[start DATA RECORDS]

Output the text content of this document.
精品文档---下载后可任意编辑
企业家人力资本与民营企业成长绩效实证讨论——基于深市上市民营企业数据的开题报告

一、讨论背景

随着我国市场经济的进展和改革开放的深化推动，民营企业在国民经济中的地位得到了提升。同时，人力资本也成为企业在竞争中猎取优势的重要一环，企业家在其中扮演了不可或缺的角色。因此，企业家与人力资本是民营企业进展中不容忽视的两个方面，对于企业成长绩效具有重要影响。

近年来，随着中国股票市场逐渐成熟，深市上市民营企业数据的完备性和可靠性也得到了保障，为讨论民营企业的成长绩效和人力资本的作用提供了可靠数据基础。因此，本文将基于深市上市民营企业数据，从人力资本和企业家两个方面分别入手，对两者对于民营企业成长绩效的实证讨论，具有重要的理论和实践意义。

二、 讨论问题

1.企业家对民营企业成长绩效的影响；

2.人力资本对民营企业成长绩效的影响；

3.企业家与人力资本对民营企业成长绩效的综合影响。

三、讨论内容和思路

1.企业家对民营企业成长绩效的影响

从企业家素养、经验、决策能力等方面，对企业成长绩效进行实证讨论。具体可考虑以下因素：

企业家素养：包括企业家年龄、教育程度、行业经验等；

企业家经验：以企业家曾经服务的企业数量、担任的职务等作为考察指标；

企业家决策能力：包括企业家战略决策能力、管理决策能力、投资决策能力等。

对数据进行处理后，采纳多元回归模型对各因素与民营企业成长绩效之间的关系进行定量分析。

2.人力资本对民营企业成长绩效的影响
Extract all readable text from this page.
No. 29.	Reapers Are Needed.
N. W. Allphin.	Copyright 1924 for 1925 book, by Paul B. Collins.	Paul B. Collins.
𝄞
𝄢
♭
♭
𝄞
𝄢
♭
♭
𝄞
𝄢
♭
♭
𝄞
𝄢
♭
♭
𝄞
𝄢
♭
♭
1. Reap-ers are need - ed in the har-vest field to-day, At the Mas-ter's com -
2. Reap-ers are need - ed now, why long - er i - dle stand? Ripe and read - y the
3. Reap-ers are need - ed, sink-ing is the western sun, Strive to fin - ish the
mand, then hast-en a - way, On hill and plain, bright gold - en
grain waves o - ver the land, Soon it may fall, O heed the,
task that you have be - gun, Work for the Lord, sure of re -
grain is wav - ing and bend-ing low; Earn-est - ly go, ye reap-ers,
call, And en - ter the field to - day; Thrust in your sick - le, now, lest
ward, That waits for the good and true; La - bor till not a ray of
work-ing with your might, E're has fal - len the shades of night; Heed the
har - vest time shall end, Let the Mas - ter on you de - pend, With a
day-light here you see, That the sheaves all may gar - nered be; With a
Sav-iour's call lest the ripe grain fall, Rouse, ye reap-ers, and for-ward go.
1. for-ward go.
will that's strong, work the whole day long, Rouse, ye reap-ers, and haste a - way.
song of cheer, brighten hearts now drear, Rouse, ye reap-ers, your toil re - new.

[end DATA RECORDS]

Reproduce all the records precisely.

IN RESPONSE -
Output the text content of this document.
精品文档---下载后可任意编辑
企业家人力资本与民营企业成长绩效实证讨论——基于深市上市民营企业数据的开题报告

一、讨论背景

随着我国市场经济的进展和改革开放的深化推动，民营企业在国民经济中的地位得到了提升。同时，人力资本也成为企业在竞争中猎取优势的重要一环，企业家在其中扮演了不可或缺的角色。因此，企业家与人力资本是民营企业进展中不容忽视的两个方面，对于企业成长绩效具有重要影响。

近年来，随着中国股票市场逐渐成熟，深市上市民营企业数据的完备性和可靠性也得到了保障，为讨论民营企业的成长绩效和人力资本的作用提供了可靠数据基础。因此，本文将基于深市上市民营企业数据，从人力资本和企业家两个方面分别入手，对两者对于民营企业成长绩效的实证讨论，具有重要的理论和实践意义。

二、 讨论问题

1.企业家对民营企业成长绩效的影响；

2.人力资本对民营企业成长绩效的影响；

3.企业家与人力资本对民营企业成长绩效的综合影响。

三、讨论内容和思路

1.企业家对民营企业成长绩效的影响

从企业家素养、经验、决策能力等方面，对企业成长绩效进行实证讨论。具体可考虑以下因素：

企业家素养：包括企业家年龄、教育程度、行业经验等；

企业家经验：以企业家曾经服务的企业数量、担任的职务等作为考察指标；

企业家决策能力：包括企业家战略决策能力、管理决策能力、投资决策能力等。

对数据进行处理后，采纳多元回归模型对各因素与民营企业成长绩效之间的关系进行定量分析。

2.人力资本对民营企业成长绩效的影响
Extract all readable text from this page.
No. 29.	Reapers Are Needed.
N. W. Allphin.	Copyright 1924 for 1925 book, by Paul B. Collins.	Paul B. Collins.
𝄞
𝄢
♭
♭
𝄞
𝄢
♭
♭
𝄞
𝄢
♭
♭
𝄞
𝄢
♭
♭
𝄞
𝄢
♭
♭
1. Reap-ers are need - ed in the har-vest field to-day, At the Mas-ter's com -
2. Reap-ers are need - ed now, why long - er i - dle stand? Ripe and read - y the
3. Reap-ers are need - ed, sink-ing is the western sun, Strive to fin - ish the
mand, then hast-en a - way, On hill and plain, bright gold - en
grain waves o - ver the land, Soon it may fall, O heed the,
task that you have be - gun, Work for the Lord, sure of re -
grain is wav - ing and bend-ing low; Earn-est - ly go, ye reap-ers,
call, And en - ter the field to - day; Thrust in your sick - le, now, lest
ward, That waits for the good and true; La - bor till not a ray of
work-ing with your might, E're has fal - len the shades of night; Heed the
har - vest time shall end, Let the Mas - ter on you de - pend, With a
day-light here you see, That the sheaves all may gar - nered be; With a
Sav-iour's call lest the ripe grain fall, Rouse, ye reap-ers, and for-ward go.
1. for-ward go.
will that's strong, work the whole day long, Rouse, ye reap-ers, and haste a - way.
song of cheer, brighten hearts now drear, Rouse, ye reap-ers, your toil re - new.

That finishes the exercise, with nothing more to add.